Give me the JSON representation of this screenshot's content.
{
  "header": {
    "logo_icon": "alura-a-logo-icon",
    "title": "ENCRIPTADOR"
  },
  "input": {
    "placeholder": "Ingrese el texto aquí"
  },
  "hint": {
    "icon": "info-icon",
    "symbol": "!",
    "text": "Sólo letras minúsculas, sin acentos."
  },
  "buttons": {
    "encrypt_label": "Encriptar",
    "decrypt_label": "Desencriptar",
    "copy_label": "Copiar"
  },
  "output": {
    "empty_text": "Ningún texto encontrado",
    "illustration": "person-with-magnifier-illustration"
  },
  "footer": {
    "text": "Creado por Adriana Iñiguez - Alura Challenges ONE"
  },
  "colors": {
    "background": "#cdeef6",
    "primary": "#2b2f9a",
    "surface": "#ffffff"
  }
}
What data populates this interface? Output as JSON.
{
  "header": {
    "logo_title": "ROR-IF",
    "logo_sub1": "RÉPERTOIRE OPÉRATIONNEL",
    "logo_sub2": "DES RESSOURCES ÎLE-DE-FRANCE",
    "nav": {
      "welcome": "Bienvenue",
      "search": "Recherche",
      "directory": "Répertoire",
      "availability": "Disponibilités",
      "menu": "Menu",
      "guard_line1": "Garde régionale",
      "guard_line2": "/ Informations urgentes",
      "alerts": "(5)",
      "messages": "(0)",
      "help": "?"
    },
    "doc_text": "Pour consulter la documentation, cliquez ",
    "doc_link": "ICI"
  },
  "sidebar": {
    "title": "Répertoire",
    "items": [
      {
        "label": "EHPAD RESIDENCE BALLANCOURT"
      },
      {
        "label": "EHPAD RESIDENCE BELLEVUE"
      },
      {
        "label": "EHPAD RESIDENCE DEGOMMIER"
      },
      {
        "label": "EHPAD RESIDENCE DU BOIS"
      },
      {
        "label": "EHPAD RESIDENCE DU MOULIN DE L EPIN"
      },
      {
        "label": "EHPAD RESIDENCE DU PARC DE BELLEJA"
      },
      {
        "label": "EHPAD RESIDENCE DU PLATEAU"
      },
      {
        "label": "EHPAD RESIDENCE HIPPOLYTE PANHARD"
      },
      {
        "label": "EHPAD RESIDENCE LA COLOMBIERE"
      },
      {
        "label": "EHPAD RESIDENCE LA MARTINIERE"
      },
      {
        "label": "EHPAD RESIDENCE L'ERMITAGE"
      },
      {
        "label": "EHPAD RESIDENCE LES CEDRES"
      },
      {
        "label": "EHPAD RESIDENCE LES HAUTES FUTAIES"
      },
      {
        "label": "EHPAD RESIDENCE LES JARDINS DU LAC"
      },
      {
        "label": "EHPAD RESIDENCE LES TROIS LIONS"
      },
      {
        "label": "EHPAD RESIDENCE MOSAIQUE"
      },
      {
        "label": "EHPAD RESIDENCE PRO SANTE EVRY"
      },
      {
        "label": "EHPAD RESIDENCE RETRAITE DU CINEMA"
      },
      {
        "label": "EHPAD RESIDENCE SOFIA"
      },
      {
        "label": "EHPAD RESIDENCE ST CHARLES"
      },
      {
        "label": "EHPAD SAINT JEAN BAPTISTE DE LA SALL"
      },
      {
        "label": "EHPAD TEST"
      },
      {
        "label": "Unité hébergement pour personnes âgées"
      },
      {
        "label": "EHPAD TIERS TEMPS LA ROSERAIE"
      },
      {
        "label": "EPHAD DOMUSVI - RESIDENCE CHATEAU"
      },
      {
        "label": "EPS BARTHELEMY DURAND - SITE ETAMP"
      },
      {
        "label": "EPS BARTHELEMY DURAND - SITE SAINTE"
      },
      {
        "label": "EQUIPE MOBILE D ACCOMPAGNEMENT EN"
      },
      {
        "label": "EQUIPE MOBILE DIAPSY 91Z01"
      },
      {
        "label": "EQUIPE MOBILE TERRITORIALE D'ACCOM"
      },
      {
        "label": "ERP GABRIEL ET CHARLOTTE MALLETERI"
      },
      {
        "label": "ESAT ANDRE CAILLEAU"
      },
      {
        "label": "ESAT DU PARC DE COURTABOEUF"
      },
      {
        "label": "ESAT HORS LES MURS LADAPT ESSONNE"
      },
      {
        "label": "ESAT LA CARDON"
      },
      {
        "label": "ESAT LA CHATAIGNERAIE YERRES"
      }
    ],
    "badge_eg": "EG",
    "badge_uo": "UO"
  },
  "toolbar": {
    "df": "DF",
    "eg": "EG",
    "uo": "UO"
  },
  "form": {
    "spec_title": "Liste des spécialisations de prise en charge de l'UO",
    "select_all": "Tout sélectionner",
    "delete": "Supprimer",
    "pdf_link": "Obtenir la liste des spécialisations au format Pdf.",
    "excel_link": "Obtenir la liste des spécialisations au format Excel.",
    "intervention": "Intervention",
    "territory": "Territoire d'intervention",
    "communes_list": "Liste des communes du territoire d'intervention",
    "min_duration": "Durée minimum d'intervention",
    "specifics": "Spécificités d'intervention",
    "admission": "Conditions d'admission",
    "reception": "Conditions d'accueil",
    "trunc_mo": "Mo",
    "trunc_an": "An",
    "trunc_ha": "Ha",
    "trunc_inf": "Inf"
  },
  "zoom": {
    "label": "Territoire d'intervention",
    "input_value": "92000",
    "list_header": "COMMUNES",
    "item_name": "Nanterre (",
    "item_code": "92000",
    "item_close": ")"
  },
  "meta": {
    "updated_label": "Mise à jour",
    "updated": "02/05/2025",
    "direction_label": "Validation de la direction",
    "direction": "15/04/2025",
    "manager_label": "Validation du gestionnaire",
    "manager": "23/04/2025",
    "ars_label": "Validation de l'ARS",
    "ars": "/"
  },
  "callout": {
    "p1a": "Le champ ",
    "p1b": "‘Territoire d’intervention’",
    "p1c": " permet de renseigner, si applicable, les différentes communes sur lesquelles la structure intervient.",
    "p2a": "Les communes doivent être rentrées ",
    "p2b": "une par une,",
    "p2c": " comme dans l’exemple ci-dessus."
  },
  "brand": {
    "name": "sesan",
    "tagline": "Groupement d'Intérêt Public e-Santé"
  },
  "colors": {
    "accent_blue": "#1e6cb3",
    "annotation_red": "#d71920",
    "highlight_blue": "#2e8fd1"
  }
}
###
▶ **EXERCISE DIRECTIONS**:
Your task is to return the full listing exactly as it was given.

▶ **THE COMPLETED TASK**:
Give me the JSON representation of this screenshot's content.
{
  "header": {
    "logo_icon": "alura-a-logo-icon",
    "title": "ENCRIPTADOR"
  },
  "input": {
    "placeholder": "Ingrese el texto aquí"
  },
  "hint": {
    "icon": "info-icon",
    "symbol": "!",
    "text": "Sólo letras minúsculas, sin acentos."
  },
  "buttons": {
    "encrypt_label": "Encriptar",
    "decrypt_label": "Desencriptar",
    "copy_label": "Copiar"
  },
  "output": {
    "empty_text": "Ningún texto encontrado",
    "illustration": "person-with-magnifier-illustration"
  },
  "footer": {
    "text": "Creado por Adriana Iñiguez - Alura Challenges ONE"
  },
  "colors": {
    "background": "#cdeef6",
    "primary": "#2b2f9a",
    "surface": "#ffffff"
  }
}
What data populates this interface? Output as JSON.
{
  "header": {
    "logo_title": "ROR-IF",
    "logo_sub1": "RÉPERTOIRE OPÉRATIONNEL",
    "logo_sub2": "DES RESSOURCES ÎLE-DE-FRANCE",
    "nav": {
      "welcome": "Bienvenue",
      "search": "Recherche",
      "directory": "Répertoire",
      "availability": "Disponibilités",
      "menu": "Menu",
      "guard_line1": "Garde régionale",
      "guard_line2": "/ Informations urgentes",
      "alerts": "(5)",
      "messages": "(0)",
      "help": "?"
    },
    "doc_text": "Pour consulter la documentation, cliquez ",
    "doc_link": "ICI"
  },
  "sidebar": {
    "title": "Répertoire",
    "items": [
      {
        "label": "EHPAD RESIDENCE BALLANCOURT"
      },
      {
        "label": "EHPAD RESIDENCE BELLEVUE"
      },
      {
        "label": "EHPAD RESIDENCE DEGOMMIER"
      },
      {
        "label": "EHPAD RESIDENCE DU BOIS"
      },
      {
        "label": "EHPAD RESIDENCE DU MOULIN DE L EPIN"
      },
      {
        "label": "EHPAD RESIDENCE DU PARC DE BELLEJA"
      },
      {
        "label": "EHPAD RESIDENCE DU PLATEAU"
      },
      {
        "label": "EHPAD RESIDENCE HIPPOLYTE PANHARD"
      },
      {
        "label": "EHPAD RESIDENCE LA COLOMBIERE"
      },
      {
        "label": "EHPAD RESIDENCE LA MARTINIERE"
      },
      {
        "label": "EHPAD RESIDENCE L'ERMITAGE"
      },
      {
        "label": "EHPAD RESIDENCE LES CEDRES"
      },
      {
        "label": "EHPAD RESIDENCE LES HAUTES FUTAIES"
      },
      {
        "label": "EHPAD RESIDENCE LES JARDINS DU LAC"
      },
      {
        "label": "EHPAD RESIDENCE LES TROIS LIONS"
      },
      {
        "label": "EHPAD RESIDENCE MOSAIQUE"
      },
      {
        "label": "EHPAD RESIDENCE PRO SANTE EVRY"
      },
      {
        "label": "EHPAD RESIDENCE RETRAITE DU CINEMA"
      },
      {
        "label": "EHPAD RESIDENCE SOFIA"
      },
      {
        "label": "EHPAD RESIDENCE ST CHARLES"
      },
      {
        "label": "EHPAD SAINT JEAN BAPTISTE DE LA SALL"
      },
      {
        "label": "EHPAD TEST"
      },
      {
        "label": "Unité hébergement pour personnes âgées"
      },
      {
        "label": "EHPAD TIERS TEMPS LA ROSERAIE"
      },
      {
        "label": "EPHAD DOMUSVI - RESIDENCE CHATEAU"
      },
      {
        "label": "EPS BARTHELEMY DURAND - SITE ETAMP"
      },
      {
        "label": "EPS BARTHELEMY DURAND - SITE SAINTE"
      },
      {
        "label": "EQUIPE MOBILE D ACCOMPAGNEMENT EN"
      },
      {
        "label": "EQUIPE MOBILE DIAPSY 91Z01"
      },
      {
        "label": "EQUIPE MOBILE TERRITORIALE D'ACCOM"
      },
      {
        "label": "ERP GABRIEL ET CHARLOTTE MALLETERI"
      },
      {
        "label": "ESAT ANDRE CAILLEAU"
      },
      {
        "label": "ESAT DU PARC DE COURTABOEUF"
      },
      {
        "label": "ESAT HORS LES MURS LADAPT ESSONNE"
      },
      {
        "label": "ESAT LA CARDON"
      },
      {
        "label": "ESAT LA CHATAIGNERAIE YERRES"
      }
    ],
    "badge_eg": "EG",
    "badge_uo": "UO"
  },
  "toolbar": {
    "df": "DF",
    "eg": "EG",
    "uo": "UO"
  },
  "form": {
    "spec_title": "Liste des spécialisations de prise en charge de l'UO",
    "select_all": "Tout sélectionner",
    "delete": "Supprimer",
    "pdf_link": "Obtenir la liste des spécialisations au format Pdf.",
    "excel_link": "Obtenir la liste des spécialisations au format Excel.",
    "intervention": "Intervention",
    "territory": "Territoire d'intervention",
    "communes_list": "Liste des communes du territoire d'intervention",
    "min_duration": "Durée minimum d'intervention",
    "specifics": "Spécificités d'intervention",
    "admission": "Conditions d'admission",
    "reception": "Conditions d'accueil",
    "trunc_mo": "Mo",
    "trunc_an": "An",
    "trunc_ha": "Ha",
    "trunc_inf": "Inf"
  },
  "zoom": {
    "label": "Territoire d'intervention",
    "input_value": "92000",
    "list_header": "COMMUNES",
    "item_name": "Nanterre (",
    "item_code": "92000",
    "item_close": ")"
  },
  "meta": {
    "updated_label": "Mise à jour",
    "updated": "02/05/2025",
    "direction_label": "Validation de la direction",
    "direction": "15/04/2025",
    "manager_label": "Validation du gestionnaire",
    "manager": "23/04/2025",
    "ars_label": "Validation de l'ARS",
    "ars": "/"
  },
  "callout": {
    "p1a": "Le champ ",
    "p1b": "‘Territoire d’intervention’",
    "p1c": " permet de renseigner, si applicable, les différentes communes sur lesquelles la structure intervient.",
    "p2a": "Les communes doivent être rentrées ",
    "p2b": "une par une,",
    "p2c": " comme dans l’exemple ci-dessus."
  },
  "brand": {
    "name": "sesan",
    "tagline": "Groupement d'Intérêt Public e-Santé"
  },
  "colors": {
    "accent_blue": "#1e6cb3",
    "annotation_red": "#d71920",
    "highlight_blue": "#2e8fd1"
  }
}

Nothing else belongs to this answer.